[Begin Information provided]

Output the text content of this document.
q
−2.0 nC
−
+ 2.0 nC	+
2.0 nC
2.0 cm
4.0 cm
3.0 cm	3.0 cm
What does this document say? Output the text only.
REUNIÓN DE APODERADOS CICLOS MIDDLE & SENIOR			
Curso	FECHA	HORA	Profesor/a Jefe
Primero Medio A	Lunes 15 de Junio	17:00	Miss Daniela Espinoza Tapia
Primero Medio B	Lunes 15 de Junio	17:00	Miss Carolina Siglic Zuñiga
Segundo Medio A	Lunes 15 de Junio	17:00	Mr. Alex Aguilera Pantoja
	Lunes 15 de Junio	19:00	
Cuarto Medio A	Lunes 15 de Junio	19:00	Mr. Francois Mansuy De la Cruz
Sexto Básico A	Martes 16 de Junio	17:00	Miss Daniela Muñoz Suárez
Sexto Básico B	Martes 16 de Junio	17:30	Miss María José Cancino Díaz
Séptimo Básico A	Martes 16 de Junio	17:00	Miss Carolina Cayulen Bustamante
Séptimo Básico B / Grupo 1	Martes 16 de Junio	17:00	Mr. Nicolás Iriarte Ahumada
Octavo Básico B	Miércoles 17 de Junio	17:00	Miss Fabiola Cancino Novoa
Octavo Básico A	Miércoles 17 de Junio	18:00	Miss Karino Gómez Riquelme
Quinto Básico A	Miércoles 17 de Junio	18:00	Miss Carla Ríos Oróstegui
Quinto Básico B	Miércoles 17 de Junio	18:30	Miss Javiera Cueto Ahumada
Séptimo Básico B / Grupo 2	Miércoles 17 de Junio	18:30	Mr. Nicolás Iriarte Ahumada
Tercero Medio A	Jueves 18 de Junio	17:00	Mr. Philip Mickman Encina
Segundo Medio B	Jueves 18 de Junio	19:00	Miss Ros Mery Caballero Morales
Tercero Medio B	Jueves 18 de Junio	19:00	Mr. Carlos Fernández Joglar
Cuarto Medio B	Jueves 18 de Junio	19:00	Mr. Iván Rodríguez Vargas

[End Information provided]

Scan the material above. Return every line containing the string "Medio".

● Output below:
Primero Medio A	Lunes 15 de Junio	17:00	Miss Daniela Espinoza Tapia
Primero Medio B	Lunes 15 de Junio	17:00	Miss Carolina Siglic Zuñiga
Segundo Medio A	Lunes 15 de Junio	17:00	Mr. Alex Aguilera Pantoja
Cuarto Medio A	Lunes 15 de Junio	19:00	Mr. Francois Mansuy De la Cruz
Tercero Medio A	Jueves 18 de Junio	17:00	Mr. Philip Mickman Encina
Segundo Medio B	Jueves 18 de Junio	19:00	Miss Ros Mery Caballero Morales
Tercero Medio B	Jueves 18 de Junio	19:00	Mr. Carlos Fernández Joglar
Cuarto Medio B	Jueves 18 de Junio	19:00	Mr. Iván Rodríguez Vargas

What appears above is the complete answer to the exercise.